Copy out each line below that has the word "time" in it.

_GIVEN DATA_.
========

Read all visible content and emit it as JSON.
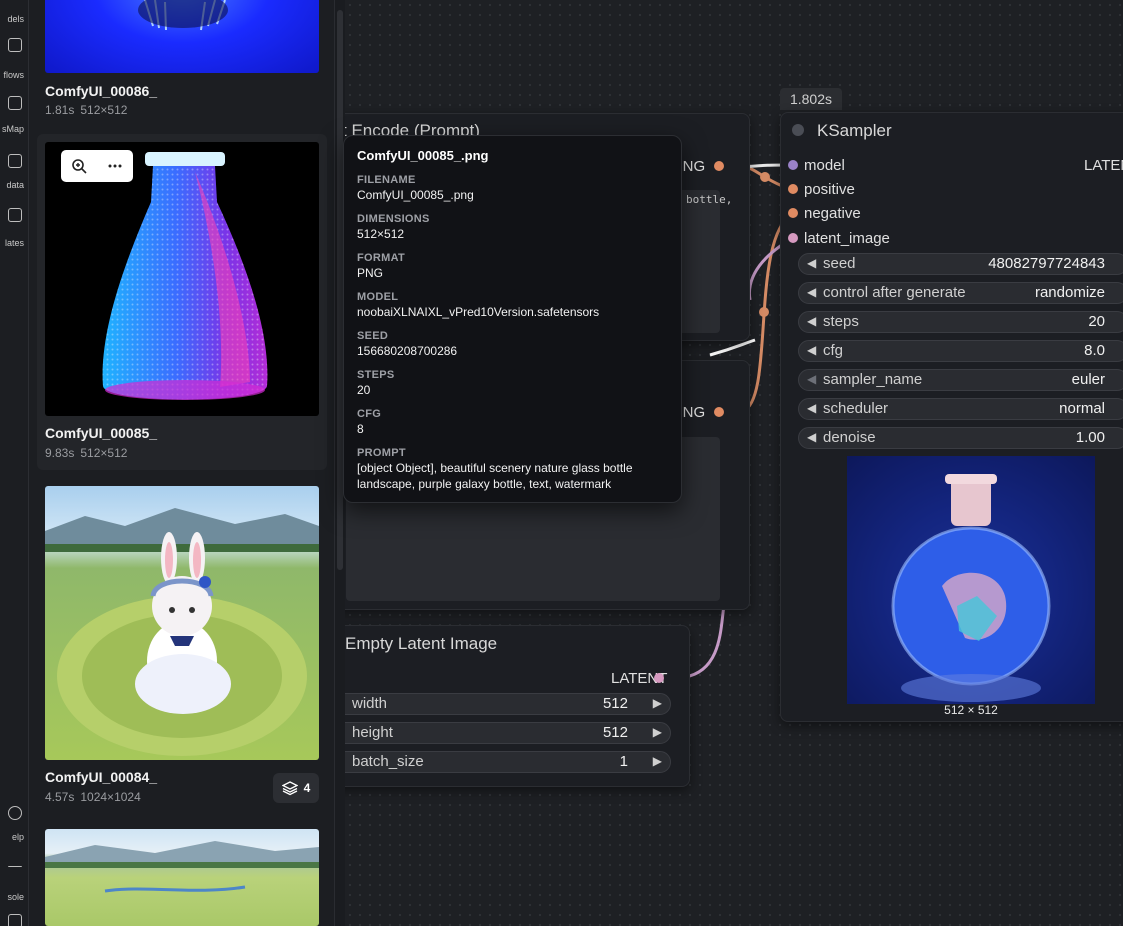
{
  "rail": {
    "items": [
      {
        "label": "dels",
        "icon": "models-icon"
      },
      {
        "label": "flows",
        "icon": "workflows-icon"
      },
      {
        "label": "sMap",
        "icon": "nodes-map-icon"
      },
      {
        "label": "data",
        "icon": "data-icon"
      },
      {
        "label": "lates",
        "icon": "templates-icon"
      },
      {
        "label": "elp",
        "icon": "help-icon"
      },
      {
        "label": "sole",
        "icon": "console-icon"
      }
    ]
  },
  "gallery": {
    "items": [
      {
        "title": "ComfyUI_00086_",
        "time": "1.81s",
        "size": "512×512"
      },
      {
        "title": "ComfyUI_00085_",
        "time": "9.83s",
        "size": "512×512"
      },
      {
        "title": "ComfyUI_00084_",
        "time": "4.57s",
        "size": "1024×1024",
        "stack_count": "4"
      }
    ],
    "zoom_icon": "zoom-in-icon",
    "more_icon": "more-horizontal-icon"
  },
  "tooltip": {
    "filename_title": "ComfyUI_00085_.png",
    "fields": [
      {
        "label": "FILENAME",
        "value": "ComfyUI_00085_.png"
      },
      {
        "label": "DIMENSIONS",
        "value": "512×512"
      },
      {
        "label": "FORMAT",
        "value": "PNG"
      },
      {
        "label": "MODEL",
        "value": "noobaiXLNAIXL_vPred10Version.safetensors"
      },
      {
        "label": "SEED",
        "value": "156680208700286"
      },
      {
        "label": "STEPS",
        "value": "20"
      },
      {
        "label": "CFG",
        "value": "8"
      },
      {
        "label": "PROMPT",
        "value": "[object Object], beautiful scenery nature glass bottle landscape, purple galaxy bottle, text, watermark"
      }
    ]
  },
  "nodes": {
    "clip_top": {
      "title": "t Encode (Prompt)",
      "output": "CONDITIONING",
      "output_visible": "ONING",
      "text_peek": "bottle,"
    },
    "clip_bottom": {
      "output_visible": "ONING"
    },
    "empty_latent": {
      "title": "Empty Latent Image",
      "output": "LATENT",
      "widgets": [
        {
          "name": "width",
          "value": "512"
        },
        {
          "name": "height",
          "value": "512"
        },
        {
          "name": "batch_size",
          "value": "1"
        }
      ]
    },
    "ksampler": {
      "time": "1.802s",
      "title": "KSampler",
      "inputs": [
        "model",
        "positive",
        "negative",
        "latent_image"
      ],
      "output": "LATEN",
      "widgets": [
        {
          "name": "seed",
          "value": "48082797724843"
        },
        {
          "name": "control after generate",
          "value": "randomize"
        },
        {
          "name": "steps",
          "value": "20"
        },
        {
          "name": "cfg",
          "value": "8.0"
        },
        {
          "name": "sampler_name",
          "value": "euler"
        },
        {
          "name": "scheduler",
          "value": "normal"
        },
        {
          "name": "denoise",
          "value": "1.00"
        }
      ],
      "preview_size": "512 × 512"
    }
  },
  "colors": {
    "port_model": "#9a82c8",
    "port_conditioning": "#e08b62",
    "port_latent": "#d69ac0",
    "link_conditioning": "#d48a64",
    "link_latent": "#c59ac6"
  }
}
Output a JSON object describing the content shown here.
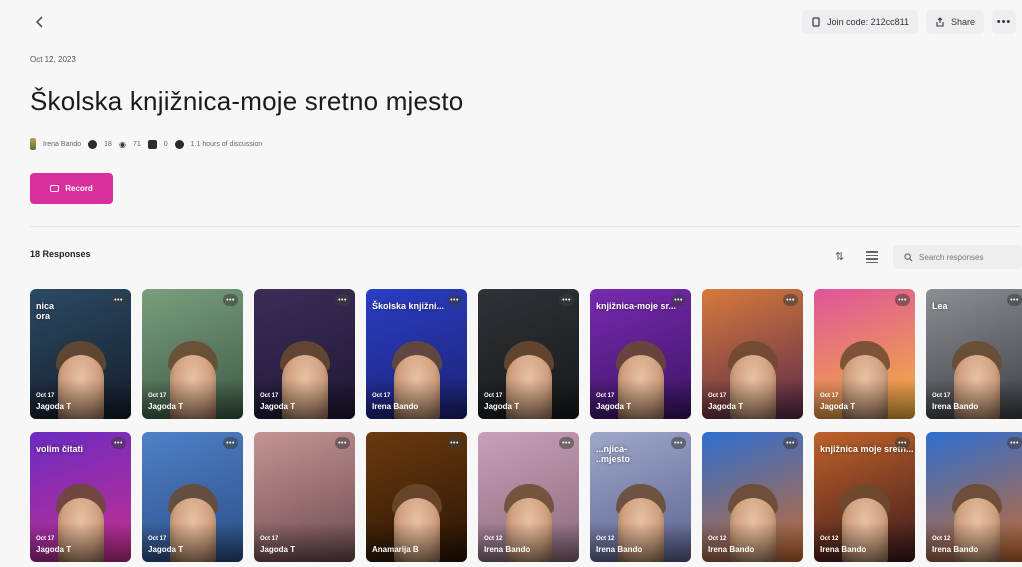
{
  "header": {
    "join_code_label": "Join code: 212cc811",
    "share_label": "Share"
  },
  "topic": {
    "date": "Oct 12, 2023",
    "title": "Školska knjižnica-moje sretno mjesto",
    "owner": "Irena Bando",
    "stats": {
      "responses": "18",
      "views": "71",
      "comments": "0",
      "discussion": "1.1 hours of discussion"
    }
  },
  "record_button": {
    "label": "Record"
  },
  "responses": {
    "count_label": "18 Responses",
    "search_placeholder": "Search responses",
    "cards": [
      {
        "date": "Oct 17",
        "name": "Jagoda T",
        "overlay": "nica\nora",
        "bg": "#2b4a63,#151d2b",
        "face": true
      },
      {
        "date": "Oct 17",
        "name": "Jagoda T",
        "overlay": "",
        "bg": "#7a9e7f,#3d5a44",
        "face": true
      },
      {
        "date": "Oct 17",
        "name": "Jagoda T",
        "overlay": "",
        "bg": "#3c2d58,#1f1733",
        "face": true
      },
      {
        "date": "Oct 17",
        "name": "Irena Bando",
        "overlay": "Školska knjižni...",
        "bg": "#2a3ec4,#1b2273",
        "face": true
      },
      {
        "date": "Oct 17",
        "name": "Jagoda T",
        "overlay": "",
        "bg": "#2f3236,#17191b",
        "face": true
      },
      {
        "date": "Oct 17",
        "name": "Jagoda T",
        "overlay": "knjižnica-moje sr...",
        "bg": "#7a2ab0,#3a1464",
        "face": true
      },
      {
        "date": "Oct 17",
        "name": "Jagoda T",
        "overlay": "",
        "bg": "#d77a3c,#5a2a4a",
        "face": true
      },
      {
        "date": "Oct 17",
        "name": "Jagoda T",
        "overlay": "",
        "bg": "#e0549b,#f3b43a",
        "face": true
      },
      {
        "date": "Oct 17",
        "name": "Irena Bando",
        "overlay": "Lea",
        "bg": "#8b8f93,#3c3f44",
        "face": true
      },
      {
        "date": "Oct 17",
        "name": "Jagoda T",
        "overlay": "volim čitati",
        "bg": "#6a2bc2,#c7308e",
        "face": true
      },
      {
        "date": "Oct 17",
        "name": "Jagoda T",
        "overlay": "",
        "bg": "#4f80c7,#2b4f86",
        "face": true
      },
      {
        "date": "Oct 17",
        "name": "Jagoda T",
        "overlay": "",
        "bg": "#c49494,#6d4b51",
        "face": false
      },
      {
        "date": "",
        "name": "Anamarija B",
        "overlay": "",
        "bg": "#6b3a0f,#2a1404",
        "face": true
      },
      {
        "date": "Oct 12",
        "name": "Irena Bando",
        "overlay": "",
        "bg": "#c9a0b8,#8a6a7c",
        "face": true
      },
      {
        "date": "Oct 12",
        "name": "Irena Bando",
        "overlay": "...njica-\n..mjesto",
        "bg": "#9fa7c9,#5d6390",
        "face": true
      },
      {
        "date": "Oct 12",
        "name": "Irena Bando",
        "overlay": "",
        "bg": "#2e6fd1,#c86a2d",
        "face": true
      },
      {
        "date": "Oct 12",
        "name": "Irena Bando",
        "overlay": "knjižnica moje sretn...",
        "bg": "#c0622a,#3a1a1c",
        "face": true
      },
      {
        "date": "Oct 12",
        "name": "Irena Bando",
        "overlay": "",
        "bg": "#2e6fd1,#c86a2d",
        "face": true
      }
    ]
  }
}
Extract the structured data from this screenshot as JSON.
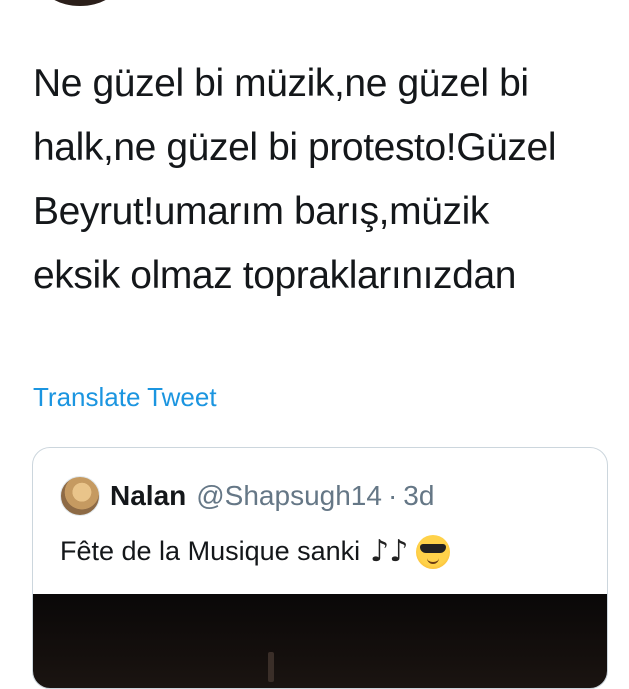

========

_TASK ANSWER_.
        "time": "1.81s",
        "time": "9.83s",
        "time": "4.57s",
      "time": "1.802s",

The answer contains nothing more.